**Dataset rows**
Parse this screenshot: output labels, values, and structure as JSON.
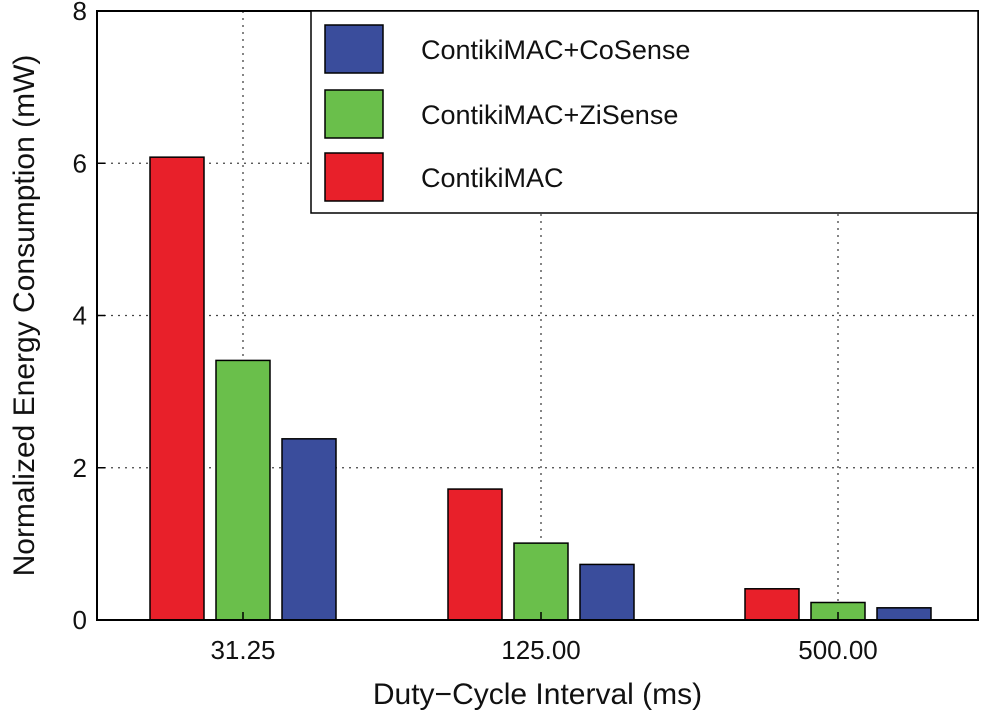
{
  "chart_data": {
    "type": "bar",
    "title": "",
    "xlabel": "Duty−Cycle Interval (ms)",
    "ylabel": "Normalized Energy Consumption (mW)",
    "ylim": [
      0,
      8
    ],
    "yticks": [
      "0",
      "2",
      "4",
      "6",
      "8"
    ],
    "categories": [
      "31.25",
      "125.00",
      "500.00"
    ],
    "grid": true,
    "legend_position": "top-right",
    "series": [
      {
        "name": "ContikiMAC",
        "color": "#e8202a",
        "values": [
          6.08,
          1.72,
          0.41
        ]
      },
      {
        "name": "ContikiMAC+ZiSense",
        "color": "#6abf4b",
        "values": [
          3.41,
          1.01,
          0.23
        ]
      },
      {
        "name": "ContikiMAC+CoSense",
        "color": "#3a4d9c",
        "values": [
          2.38,
          0.73,
          0.16
        ]
      }
    ],
    "legend_order": [
      "ContikiMAC+CoSense",
      "ContikiMAC+ZiSense",
      "ContikiMAC"
    ]
  }
}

**Do this**
Without including the pictures, reproduce all entries exactly.

**Complete output**
Parse this screenshot: output labels, values, and structure as JSON.
{
  "chart_data": {
    "type": "bar",
    "title": "",
    "xlabel": "Duty−Cycle Interval (ms)",
    "ylabel": "Normalized Energy Consumption (mW)",
    "ylim": [
      0,
      8
    ],
    "yticks": [
      "0",
      "2",
      "4",
      "6",
      "8"
    ],
    "categories": [
      "31.25",
      "125.00",
      "500.00"
    ],
    "grid": true,
    "legend_position": "top-right",
    "series": [
      {
        "name": "ContikiMAC",
        "color": "#e8202a",
        "values": [
          6.08,
          1.72,
          0.41
        ]
      },
      {
        "name": "ContikiMAC+ZiSense",
        "color": "#6abf4b",
        "values": [
          3.41,
          1.01,
          0.23
        ]
      },
      {
        "name": "ContikiMAC+CoSense",
        "color": "#3a4d9c",
        "values": [
          2.38,
          0.73,
          0.16
        ]
      }
    ],
    "legend_order": [
      "ContikiMAC+CoSense",
      "ContikiMAC+ZiSense",
      "ContikiMAC"
    ]
  }
}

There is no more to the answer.